§ **Objective**
Return the count of lines that hold the string "Profession", with no other words.

## start Provided data

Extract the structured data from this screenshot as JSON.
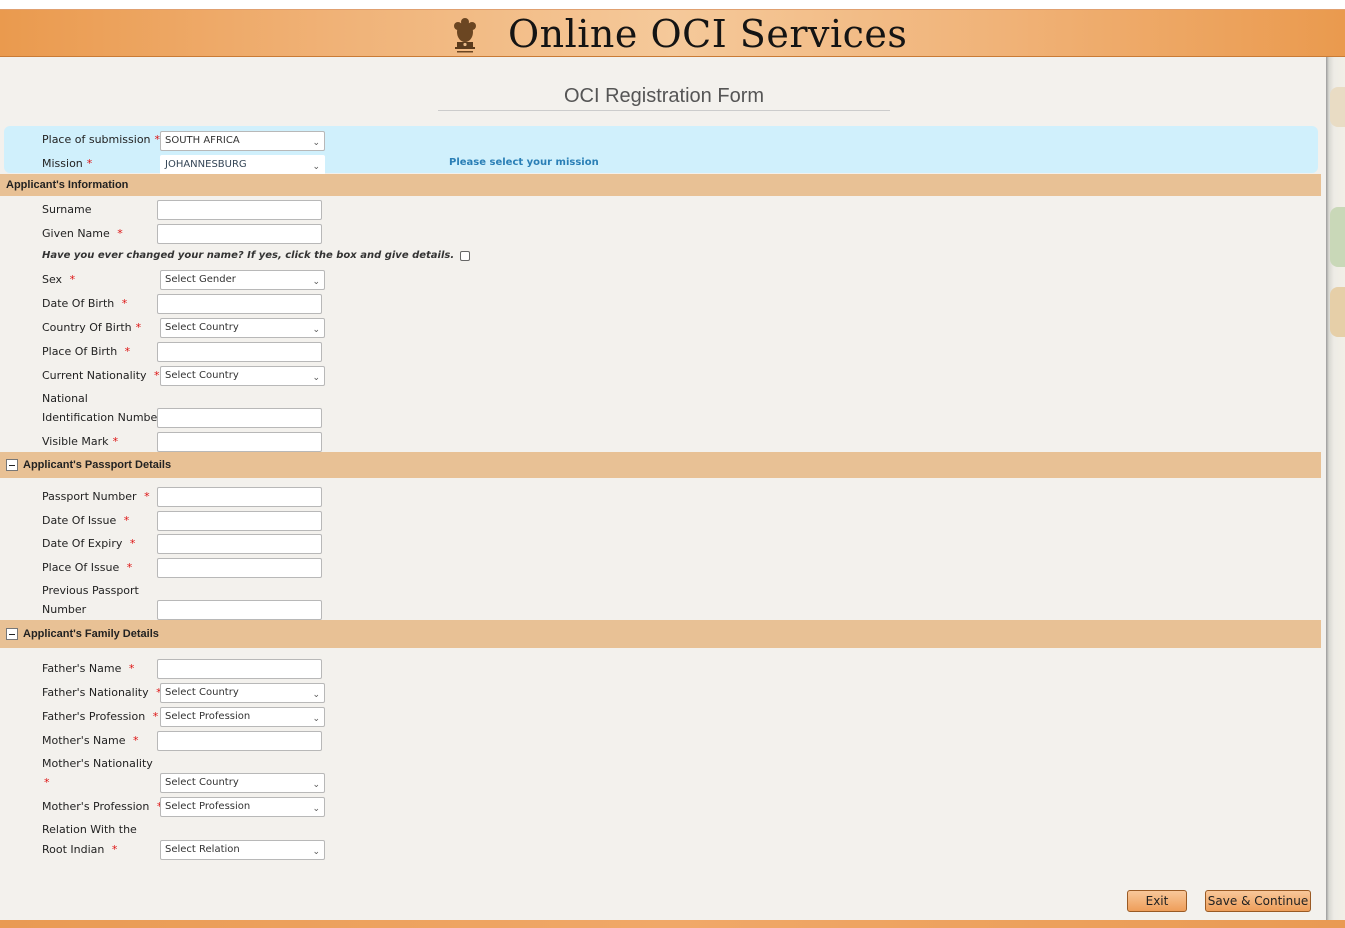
{
  "header": {
    "title": "Online OCI Services"
  },
  "form_title": "OCI Registration Form",
  "submission": {
    "place_label": "Place of submission",
    "place_value": "SOUTH AFRICA",
    "mission_label": "Mission",
    "mission_value": "JOHANNESBURG",
    "mission_note": "Please select your mission"
  },
  "applicant": {
    "section_title": "Applicant's Information",
    "surname_label": "Surname",
    "given_name_label": "Given Name",
    "name_change_text": "Have you ever changed your name? If yes, click the box and give details.",
    "sex_label": "Sex",
    "sex_value": "Select Gender",
    "dob_label": "Date Of Birth",
    "cob_label": "Country Of Birth",
    "cob_value": "Select Country",
    "pob_label": "Place Of Birth",
    "nationality_label": "Current Nationality",
    "nationality_value": "Select Country",
    "nid_label_1": "National",
    "nid_label_2": "Identification Number",
    "visible_mark_label": "Visible Mark"
  },
  "passport": {
    "section_title": "Applicant's Passport Details",
    "number_label": "Passport Number",
    "issue_date_label": "Date Of Issue",
    "expiry_label": "Date Of Expiry",
    "issue_place_label": "Place Of Issue",
    "prev_label_1": "Previous Passport",
    "prev_label_2": "Number"
  },
  "family": {
    "section_title": "Applicant's Family Details",
    "father_name_label": "Father's Name",
    "father_nat_label": "Father's Nationality",
    "father_nat_value": "Select Country",
    "father_prof_label": "Father's Profession",
    "father_prof_value": "Select Profession",
    "mother_name_label": "Mother's Name",
    "mother_nat_label": "Mother's Nationality",
    "mother_nat_value": "Select Country",
    "mother_prof_label": "Mother's Profession",
    "mother_prof_value": "Select Profession",
    "relation_label_1": "Relation With the",
    "relation_label_2": "Root Indian",
    "relation_value": "Select Relation"
  },
  "buttons": {
    "exit": "Exit",
    "save": "Save & Continue"
  },
  "icons": {
    "emblem": "state-emblem-icon",
    "collapse": "minus-square-icon",
    "dropdown": "chevron-down-icon"
  },
  "colors": {
    "header_orange": "#ea9a4e",
    "section_bar": "#e8c195",
    "mission_bg": "#d0f0fc",
    "note_blue": "#2a7fb6",
    "required_red": "#d11111"
  }
}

## end Provided data

§ **Correct result**
4